***** Teks yang diberikan *****

Ciri gambar yang dihasilkan anak pada
tahap corengan tak beraturan adalah bentuk gembar yang sembarang, mencoreng
tanpa melihat ke kertas, belum dapat membuat corengan berupa lingkaran dan
memiliki semangat yang tinggi corengan
terkendali ditandai dengan kemampuan anak menemukan kendali visualnya terhadap
coretan yang dibuatnya. Hal ini tercipta dengan telah adanya kerjasama antara
koordiani antara perkembangan visual dengan perkembamngan motorik. Hal ini
terbukti dengan adanya pengulangan coretan garis baik yang horizontal,
vertical, lengkung , bahkan lingkaran.
Corengan bernama merupakan tahap akhir
masa coreng moreng. Biasanya terjadi menjelang usia 3 - 4 tahun,
sejalan dengan perkembangan bahasanya anak mulai mengontrol goresannya bahkan
telah memberinya nama, misalnya: “rumah”, “mobil”, “kuda”, dan lain-lain. Kesenangan
menggunakan warna biasanya setelah ia bisa memberikan judul terhadap karya yang
dibuatnya. Penggunaan warna pada masa ini lebih menekankan pada penguasaan
teknik-mekanik penempatan warna berdasarkan kepraktisan penempatannya
dibandingkan dengan kepentingan aspek emosi. Pada masa mencoreng, bila anak
difasilitasi oleh orang tua maka akan memiliki peluang untuk melakukan kreasi
dalam hal garis dan bentuk, mengembangkan koordinasi gerak, dan mulai menyadari
ada hubungan gambar dengan lingkungannnya. Hal yang paling penting yang harus
dilakukan oleh orang tua dan guru pada masa ini adalah dengan memberi perhatian
terhadap karya yang sedang dibuat anak sehingga tercipta kemampuan komunikasi
anak dengan orang deswasa secara melalui bahasa.
2. Masa Pra Bagan
(Pre Schematic Period)
Usia anak pada tahap ini bisanya berada
pada jenjang pendidikan TK dan SD kelas awal. Kecenderungan umum pada tahap
ini, objek yang digambarkan anak biasanya berupa gambar kepala-berkaki. Sebuah
lingkaran yang menggambarkan kepala kemudian pada bagian bawahnya ada dua garis
sebagai pengganti kedua kaki. Ciri-ciri yang menarik lainnya pada tahap ini
yaitu telah menggunakan bentuk-bentuk dasar geometris untuk memberi kesan objek
dari dunia sekitarnya. Koordinasi tangan lebih berkembang. Aspek warna belum
ada hubungan tertentu dengan objek, orang bisa saja berwarna biru, merah,
coklat atau warna lain yang disenanginya.

***** Data *****

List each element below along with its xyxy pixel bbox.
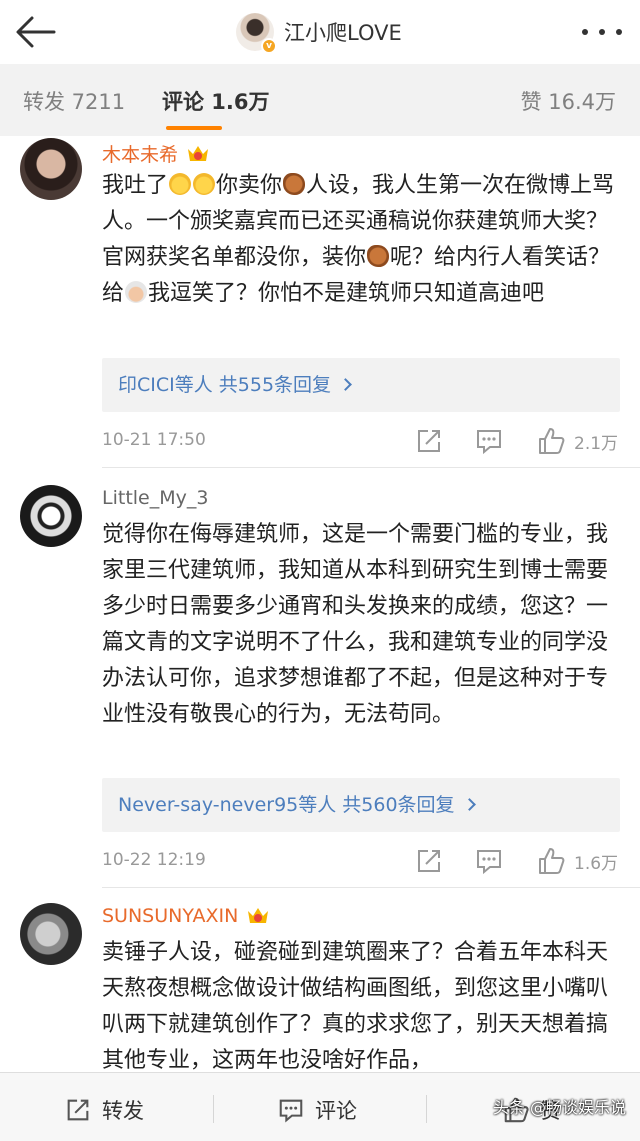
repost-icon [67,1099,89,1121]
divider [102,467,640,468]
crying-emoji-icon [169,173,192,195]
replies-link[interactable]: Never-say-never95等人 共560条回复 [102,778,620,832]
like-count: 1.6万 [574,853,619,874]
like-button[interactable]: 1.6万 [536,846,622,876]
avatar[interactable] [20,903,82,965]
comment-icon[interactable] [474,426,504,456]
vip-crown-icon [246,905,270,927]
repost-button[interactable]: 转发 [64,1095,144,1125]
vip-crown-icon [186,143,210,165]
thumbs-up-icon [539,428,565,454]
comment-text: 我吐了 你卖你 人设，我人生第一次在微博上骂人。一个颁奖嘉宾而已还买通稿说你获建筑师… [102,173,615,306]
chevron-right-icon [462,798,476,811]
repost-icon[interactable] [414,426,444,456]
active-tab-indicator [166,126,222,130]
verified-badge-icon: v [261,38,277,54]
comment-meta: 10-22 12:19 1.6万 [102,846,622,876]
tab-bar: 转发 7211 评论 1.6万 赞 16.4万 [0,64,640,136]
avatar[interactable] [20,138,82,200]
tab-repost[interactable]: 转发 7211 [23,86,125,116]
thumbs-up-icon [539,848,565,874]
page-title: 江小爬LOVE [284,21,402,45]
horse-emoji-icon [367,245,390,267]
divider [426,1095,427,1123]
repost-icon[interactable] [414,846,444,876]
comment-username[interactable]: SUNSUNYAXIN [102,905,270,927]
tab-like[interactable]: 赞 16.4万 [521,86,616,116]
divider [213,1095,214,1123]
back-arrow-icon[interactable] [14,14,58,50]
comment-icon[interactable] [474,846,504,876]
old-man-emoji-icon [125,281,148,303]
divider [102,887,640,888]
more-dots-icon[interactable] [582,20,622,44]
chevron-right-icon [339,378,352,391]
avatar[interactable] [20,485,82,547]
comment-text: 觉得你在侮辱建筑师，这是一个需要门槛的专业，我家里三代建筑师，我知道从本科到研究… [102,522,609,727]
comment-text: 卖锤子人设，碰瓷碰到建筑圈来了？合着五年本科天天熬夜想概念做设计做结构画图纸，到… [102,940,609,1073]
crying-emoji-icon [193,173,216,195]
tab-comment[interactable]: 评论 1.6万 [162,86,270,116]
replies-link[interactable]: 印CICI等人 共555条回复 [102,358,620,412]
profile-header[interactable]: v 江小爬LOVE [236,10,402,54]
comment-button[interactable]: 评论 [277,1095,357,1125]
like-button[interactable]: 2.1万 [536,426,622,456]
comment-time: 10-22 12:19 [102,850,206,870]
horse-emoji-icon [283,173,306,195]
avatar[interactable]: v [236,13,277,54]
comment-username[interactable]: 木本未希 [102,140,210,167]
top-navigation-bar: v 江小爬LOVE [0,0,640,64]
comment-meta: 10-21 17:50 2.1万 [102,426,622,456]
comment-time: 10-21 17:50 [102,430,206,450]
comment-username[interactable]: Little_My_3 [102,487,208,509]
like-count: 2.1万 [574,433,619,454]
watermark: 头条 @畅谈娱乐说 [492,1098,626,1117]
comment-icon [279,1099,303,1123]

*****
***** Data *****

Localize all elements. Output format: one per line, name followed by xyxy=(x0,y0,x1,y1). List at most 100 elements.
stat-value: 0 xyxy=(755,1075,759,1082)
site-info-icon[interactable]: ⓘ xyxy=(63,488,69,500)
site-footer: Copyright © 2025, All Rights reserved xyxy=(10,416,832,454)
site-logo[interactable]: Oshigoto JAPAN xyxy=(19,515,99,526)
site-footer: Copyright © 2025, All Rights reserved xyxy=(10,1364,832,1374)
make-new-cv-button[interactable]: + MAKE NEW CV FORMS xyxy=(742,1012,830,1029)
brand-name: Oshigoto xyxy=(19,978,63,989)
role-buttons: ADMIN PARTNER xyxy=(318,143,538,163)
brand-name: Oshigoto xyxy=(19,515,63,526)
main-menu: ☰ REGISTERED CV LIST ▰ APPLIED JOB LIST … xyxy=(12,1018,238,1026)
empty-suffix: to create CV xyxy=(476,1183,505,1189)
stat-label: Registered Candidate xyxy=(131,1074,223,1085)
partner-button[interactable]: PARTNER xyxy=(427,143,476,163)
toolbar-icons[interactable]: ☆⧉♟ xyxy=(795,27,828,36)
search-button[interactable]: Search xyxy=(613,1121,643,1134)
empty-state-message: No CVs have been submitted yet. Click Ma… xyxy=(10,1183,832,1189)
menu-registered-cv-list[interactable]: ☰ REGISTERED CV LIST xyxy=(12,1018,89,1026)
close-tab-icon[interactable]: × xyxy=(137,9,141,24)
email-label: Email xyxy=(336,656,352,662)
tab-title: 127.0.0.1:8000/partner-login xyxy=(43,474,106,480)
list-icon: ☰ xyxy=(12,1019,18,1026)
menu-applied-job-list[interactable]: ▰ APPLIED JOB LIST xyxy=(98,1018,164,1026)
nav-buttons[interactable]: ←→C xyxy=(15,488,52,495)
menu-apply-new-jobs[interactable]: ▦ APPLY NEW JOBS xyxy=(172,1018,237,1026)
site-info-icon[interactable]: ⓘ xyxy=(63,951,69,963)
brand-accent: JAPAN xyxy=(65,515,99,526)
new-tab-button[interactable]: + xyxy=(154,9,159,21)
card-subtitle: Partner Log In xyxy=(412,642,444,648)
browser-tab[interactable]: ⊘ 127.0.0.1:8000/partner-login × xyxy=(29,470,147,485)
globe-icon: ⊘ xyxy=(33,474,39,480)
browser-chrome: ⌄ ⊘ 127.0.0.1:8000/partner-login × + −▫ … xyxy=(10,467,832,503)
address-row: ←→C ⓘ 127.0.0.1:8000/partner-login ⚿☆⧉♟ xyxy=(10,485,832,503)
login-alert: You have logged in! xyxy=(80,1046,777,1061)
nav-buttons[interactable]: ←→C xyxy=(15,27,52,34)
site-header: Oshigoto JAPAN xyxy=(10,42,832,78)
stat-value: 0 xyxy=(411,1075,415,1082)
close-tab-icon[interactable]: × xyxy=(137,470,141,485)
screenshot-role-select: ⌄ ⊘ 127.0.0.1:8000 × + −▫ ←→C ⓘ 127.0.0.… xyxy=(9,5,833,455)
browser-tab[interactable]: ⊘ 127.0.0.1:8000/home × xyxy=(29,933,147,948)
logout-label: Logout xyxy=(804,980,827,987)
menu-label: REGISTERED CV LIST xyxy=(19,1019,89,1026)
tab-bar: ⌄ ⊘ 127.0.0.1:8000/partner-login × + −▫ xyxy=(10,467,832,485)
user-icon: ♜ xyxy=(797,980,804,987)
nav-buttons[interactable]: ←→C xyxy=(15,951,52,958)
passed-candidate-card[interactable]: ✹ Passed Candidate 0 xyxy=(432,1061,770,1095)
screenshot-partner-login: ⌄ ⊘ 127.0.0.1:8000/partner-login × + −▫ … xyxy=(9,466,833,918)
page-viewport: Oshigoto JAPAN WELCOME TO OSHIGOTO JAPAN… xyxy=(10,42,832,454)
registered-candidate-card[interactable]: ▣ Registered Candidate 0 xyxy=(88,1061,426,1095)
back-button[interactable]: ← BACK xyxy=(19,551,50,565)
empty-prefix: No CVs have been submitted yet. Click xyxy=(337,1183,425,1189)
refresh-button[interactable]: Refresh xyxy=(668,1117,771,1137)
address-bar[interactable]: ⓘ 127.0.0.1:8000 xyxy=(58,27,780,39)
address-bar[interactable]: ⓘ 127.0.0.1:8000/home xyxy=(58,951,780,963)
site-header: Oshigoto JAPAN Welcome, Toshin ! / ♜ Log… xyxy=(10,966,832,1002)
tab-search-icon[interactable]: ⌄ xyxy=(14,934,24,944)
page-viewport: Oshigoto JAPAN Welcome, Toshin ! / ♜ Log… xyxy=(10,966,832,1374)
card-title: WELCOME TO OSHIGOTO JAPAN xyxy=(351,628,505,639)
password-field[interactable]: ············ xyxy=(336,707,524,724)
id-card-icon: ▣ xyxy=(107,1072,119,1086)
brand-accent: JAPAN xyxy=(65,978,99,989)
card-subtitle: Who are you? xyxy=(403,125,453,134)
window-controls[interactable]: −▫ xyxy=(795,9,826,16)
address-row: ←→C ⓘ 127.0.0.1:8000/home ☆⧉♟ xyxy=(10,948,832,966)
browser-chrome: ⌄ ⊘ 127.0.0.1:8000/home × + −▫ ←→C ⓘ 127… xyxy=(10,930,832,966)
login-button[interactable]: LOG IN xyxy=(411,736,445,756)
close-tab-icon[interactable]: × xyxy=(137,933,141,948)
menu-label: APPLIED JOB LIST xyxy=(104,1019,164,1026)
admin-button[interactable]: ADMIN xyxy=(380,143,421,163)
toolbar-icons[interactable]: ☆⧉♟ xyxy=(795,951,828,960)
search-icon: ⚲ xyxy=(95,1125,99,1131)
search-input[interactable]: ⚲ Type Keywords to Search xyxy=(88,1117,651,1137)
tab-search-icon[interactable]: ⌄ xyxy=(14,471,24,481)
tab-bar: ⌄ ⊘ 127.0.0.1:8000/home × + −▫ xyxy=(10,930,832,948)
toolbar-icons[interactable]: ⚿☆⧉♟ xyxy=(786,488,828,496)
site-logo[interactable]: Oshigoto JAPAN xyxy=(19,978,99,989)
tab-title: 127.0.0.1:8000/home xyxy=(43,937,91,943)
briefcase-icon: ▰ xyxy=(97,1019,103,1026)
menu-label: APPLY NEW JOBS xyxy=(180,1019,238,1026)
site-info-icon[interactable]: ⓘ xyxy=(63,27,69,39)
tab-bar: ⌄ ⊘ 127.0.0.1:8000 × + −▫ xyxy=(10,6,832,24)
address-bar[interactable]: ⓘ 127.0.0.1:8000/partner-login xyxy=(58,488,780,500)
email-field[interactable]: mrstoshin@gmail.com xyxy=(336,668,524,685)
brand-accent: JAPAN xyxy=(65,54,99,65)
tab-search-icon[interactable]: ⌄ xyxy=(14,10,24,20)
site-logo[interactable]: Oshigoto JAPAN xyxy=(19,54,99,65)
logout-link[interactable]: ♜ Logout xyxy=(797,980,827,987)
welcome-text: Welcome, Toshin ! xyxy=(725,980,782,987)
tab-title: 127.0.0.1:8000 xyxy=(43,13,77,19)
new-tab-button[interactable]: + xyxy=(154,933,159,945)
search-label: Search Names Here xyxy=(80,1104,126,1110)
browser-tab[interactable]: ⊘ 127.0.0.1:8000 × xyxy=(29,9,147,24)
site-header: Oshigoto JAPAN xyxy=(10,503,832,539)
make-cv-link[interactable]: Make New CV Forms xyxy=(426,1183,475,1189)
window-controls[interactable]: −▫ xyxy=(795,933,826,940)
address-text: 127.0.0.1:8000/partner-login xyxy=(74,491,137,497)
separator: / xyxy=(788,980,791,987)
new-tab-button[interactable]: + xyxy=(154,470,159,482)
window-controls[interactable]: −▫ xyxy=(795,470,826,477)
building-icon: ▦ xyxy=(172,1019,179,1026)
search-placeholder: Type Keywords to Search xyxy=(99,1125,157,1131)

*****

◆ Tugas 1 ◆
Ringkaslah teks tentang tahap perkembangan gambar anak dalam dua kalimat.
◆ Tugas 2 ◆
Teruskan teks tentang tahap perkembangan gambar anak, mulai setelah kalimat terakhirnya.

◆ Jawaban 1 ◆
Pada masa coreng moreng, anak berkembang dari corengan tak beraturan ke corengan terkendali, lalu ke corengan bernama menjelang usia 3–4 tahun ketika ia mulai memberi nama pada goresannya, dan pada masa ini orang tua serta guru perlu memberi perhatian terhadap karya anak. Pada masa pra bagan, yang biasanya dialami anak TK dan SD kelas awal, anak cenderung menggambar kepala-berkaki dan memakai bentuk dasar geometris, tetapi warnanya belum berhubungan dengan objek tertentu.

◆ Jawaban 2 ◆
3. Masa Bagan
(Schematic Period)
Pada masa ini, konsep bentuk mulai tampak lebih jelas.
Anak cenderung mengulang bentuk. Gambar masih tetap berkesan datar dan berputar
atau rebah (tampak pada penggambaran pohon di kiri kanan jalan yang dibuat
tegak lurus dengan badan jalan, bagian kiri rebah ke kiri, bagian kanan rebah
ke kanan). Pada perkembangan selanjutnya kesadaran ruang muncul dengan
dibuatnya garis pijak (base line). Usia anak pada masa ini berkisaran 7 - 9 tahun.
4. Masa Realisme
Awal (Early Realism)
Pada periode Realisme Awal, karya anak
lebih menyerupai kenyataan. Kesadaran perspektif mulai muncul, namun
berdasarkan penglihatan sendiri. Mereka menyatukan objek dalam lingkungan.
Selain itu kesadaran untuk berkelompok dengan teman sebaya dialami pada masa
ini. Perhatian kepada objek sudah mulai rinci. Namun demikian, dalam
menggambarkan objek, proporsi (perbandingan ukuran) belum dikuasai sepenuhnya.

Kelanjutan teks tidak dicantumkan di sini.